**EXTRACTED TEXT**
— Start —

Ultra City Smiths review: An ultra- great reason to subscribe to one more streaming service

Elephant Pictures/Stoopid Buddies Stoodios/AMC 'Ultra City Smiths'

You think you've got problems? Street Hustler Boy is so broke he has to rent pants. The Midnight Cowboy–looking streetwalker offers back-alley back scratches for $11 a pop. On a lean night, he hocks his jeans to pay for a flophouse bed. Then he needs more money to rent pants so he can make more money for tomorrow's flop.

Ain't that capitalism? As voiced by Damon Herriman, Justified's sweetest lunatic, the pants-less striver is troubled in a lovable way. "I know no one's buyin' what I'm sellin' anymore," he says. "My street name's Street Hustler Boy. I'm 42 now. I make no sense." A homeless back-itching hooker in a cowboy hat — and, like all the characters on Ultra City Smiths, Street Hustler Boy is also a repurposed baby doll brought to life via stop-motion.

Elephant Pictures/Stoopid Buddies Stoodios/AMC 'Ultra City Smiths'

All these words are crazy, but the wonderful AMC+ original comes from Steve Conrad. He's the best TV creator you've never heard of, unless you're a lucky soul who experienced Amazon's brilliant-but-short-lived Patriot or Epix's brilliant-but-shorter-lived Perpetual Grace, LTD. Now working with animation and a wild cast, Conrad turns Smiths into the ultra version of his uniquely soulful absurdity. And the dolls sing!

— End —

**YOUR TASKS**
1: Please rewrite the paragraph of the Ultra City Smiths review that begins "You think you've got problems?" as a short bulleted list that keeps its main facts.
2: Write the next part of the Ultra City Smiths review, picking up after its final sentence.
The data that come next have no connection to the review.

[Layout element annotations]
— Start —

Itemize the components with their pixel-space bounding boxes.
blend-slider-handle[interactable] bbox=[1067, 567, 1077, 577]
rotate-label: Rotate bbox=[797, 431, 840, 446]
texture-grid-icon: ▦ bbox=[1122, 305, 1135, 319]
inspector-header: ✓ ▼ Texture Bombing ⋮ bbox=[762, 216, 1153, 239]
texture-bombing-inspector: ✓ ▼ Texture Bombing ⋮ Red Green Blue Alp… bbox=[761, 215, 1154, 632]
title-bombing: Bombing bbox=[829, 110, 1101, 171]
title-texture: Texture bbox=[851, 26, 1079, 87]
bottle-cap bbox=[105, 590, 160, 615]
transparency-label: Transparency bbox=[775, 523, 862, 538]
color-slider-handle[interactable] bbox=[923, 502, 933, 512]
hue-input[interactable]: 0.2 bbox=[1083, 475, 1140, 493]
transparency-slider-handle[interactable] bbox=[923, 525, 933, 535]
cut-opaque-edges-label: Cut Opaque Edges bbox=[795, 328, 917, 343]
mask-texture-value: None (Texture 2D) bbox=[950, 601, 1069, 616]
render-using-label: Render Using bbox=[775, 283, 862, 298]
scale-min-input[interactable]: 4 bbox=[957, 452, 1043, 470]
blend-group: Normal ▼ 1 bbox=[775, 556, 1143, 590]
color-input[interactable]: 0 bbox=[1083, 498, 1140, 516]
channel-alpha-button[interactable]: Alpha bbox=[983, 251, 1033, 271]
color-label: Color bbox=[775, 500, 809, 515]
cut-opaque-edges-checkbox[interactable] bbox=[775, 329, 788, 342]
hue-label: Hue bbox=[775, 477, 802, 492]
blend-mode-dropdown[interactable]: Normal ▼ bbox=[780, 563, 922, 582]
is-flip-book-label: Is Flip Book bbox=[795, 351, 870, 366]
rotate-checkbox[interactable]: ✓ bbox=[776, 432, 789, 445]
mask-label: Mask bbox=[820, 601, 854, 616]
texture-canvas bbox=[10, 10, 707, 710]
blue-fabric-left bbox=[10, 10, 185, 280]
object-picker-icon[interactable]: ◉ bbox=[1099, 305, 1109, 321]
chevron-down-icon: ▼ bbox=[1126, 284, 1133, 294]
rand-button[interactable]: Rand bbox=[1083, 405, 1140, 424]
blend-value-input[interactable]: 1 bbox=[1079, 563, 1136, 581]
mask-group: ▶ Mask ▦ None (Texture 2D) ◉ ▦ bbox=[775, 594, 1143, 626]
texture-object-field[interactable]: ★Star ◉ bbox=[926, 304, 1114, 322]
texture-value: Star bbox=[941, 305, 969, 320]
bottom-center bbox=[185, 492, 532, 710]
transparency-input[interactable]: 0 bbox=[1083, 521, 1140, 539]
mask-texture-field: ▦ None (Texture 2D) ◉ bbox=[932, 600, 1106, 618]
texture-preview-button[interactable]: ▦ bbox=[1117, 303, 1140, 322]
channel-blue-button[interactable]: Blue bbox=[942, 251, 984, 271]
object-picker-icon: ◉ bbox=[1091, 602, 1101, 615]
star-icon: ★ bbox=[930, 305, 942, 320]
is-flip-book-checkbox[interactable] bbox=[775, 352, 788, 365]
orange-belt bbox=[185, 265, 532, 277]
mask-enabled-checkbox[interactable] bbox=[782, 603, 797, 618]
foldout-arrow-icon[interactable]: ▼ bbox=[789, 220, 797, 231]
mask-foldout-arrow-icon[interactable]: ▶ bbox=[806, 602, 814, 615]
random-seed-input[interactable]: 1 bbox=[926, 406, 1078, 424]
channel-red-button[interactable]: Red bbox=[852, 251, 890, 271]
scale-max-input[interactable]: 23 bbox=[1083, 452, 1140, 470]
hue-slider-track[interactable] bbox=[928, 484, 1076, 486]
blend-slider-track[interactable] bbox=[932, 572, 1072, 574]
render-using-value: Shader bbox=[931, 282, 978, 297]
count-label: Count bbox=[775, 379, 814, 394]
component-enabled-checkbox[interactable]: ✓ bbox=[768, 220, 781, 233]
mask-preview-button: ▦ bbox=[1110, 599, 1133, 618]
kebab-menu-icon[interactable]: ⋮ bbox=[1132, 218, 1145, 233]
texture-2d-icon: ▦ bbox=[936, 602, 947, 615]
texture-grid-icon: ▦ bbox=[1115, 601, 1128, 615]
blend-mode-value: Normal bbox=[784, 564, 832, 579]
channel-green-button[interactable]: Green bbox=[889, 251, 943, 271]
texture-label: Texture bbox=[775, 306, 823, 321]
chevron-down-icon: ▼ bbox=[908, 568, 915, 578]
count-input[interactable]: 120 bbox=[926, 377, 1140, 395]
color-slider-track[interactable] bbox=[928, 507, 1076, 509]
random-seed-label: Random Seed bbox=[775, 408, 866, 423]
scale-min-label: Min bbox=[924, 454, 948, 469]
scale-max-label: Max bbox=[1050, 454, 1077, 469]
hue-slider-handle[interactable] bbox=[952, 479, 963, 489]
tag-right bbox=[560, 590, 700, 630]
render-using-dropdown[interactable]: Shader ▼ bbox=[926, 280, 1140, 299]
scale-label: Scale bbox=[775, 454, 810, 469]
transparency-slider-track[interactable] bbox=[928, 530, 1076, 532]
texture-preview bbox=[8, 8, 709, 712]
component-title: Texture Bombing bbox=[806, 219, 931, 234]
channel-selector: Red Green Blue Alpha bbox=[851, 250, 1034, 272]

— End —

**ANSWERS**
1:
- Street Hustler Boy is so broke he has to rent pants.
- He is a streetwalker who looks like someone out of Midnight Cowboy, and he offers back-alley back scratches for $11 each.
- On a lean night, he pawns his jeans to pay for a flophouse bed.
- He then needs more money to rent pants so he can earn money for the next night's flop.

2:
Ultra City is a dream of retro New York sleaze: corrupt politicians, plucky criminals, hard- and soft-boiled cops, pro wrestlers, a disco called Studio 254, matchy-matchy youth gangs. (The Nixons all wear Nixon masks, while the Baseball Bowies rock Aladdin Sane makeup and carry bats for non-sport pummeling.) Conrad co-directs every episode with David H. Brooks, and they're working with Stoopid Buddy Studios, the outfit behind Robot Chicken and M.O.D.O.K.

Any stop-motion project is a miracle for animation nuts, and Ultra puts its own distinctive spin on the format, with oddly expressive characters in dreamlike settings. The whole world looks busy yet desolate: the precise mood of a lonely subway ride. It's beautiful in a jagged-edge way, evoking multiple eras of urban arcana. The characters' stutter-y movements can be funny, moving, or mind-bending.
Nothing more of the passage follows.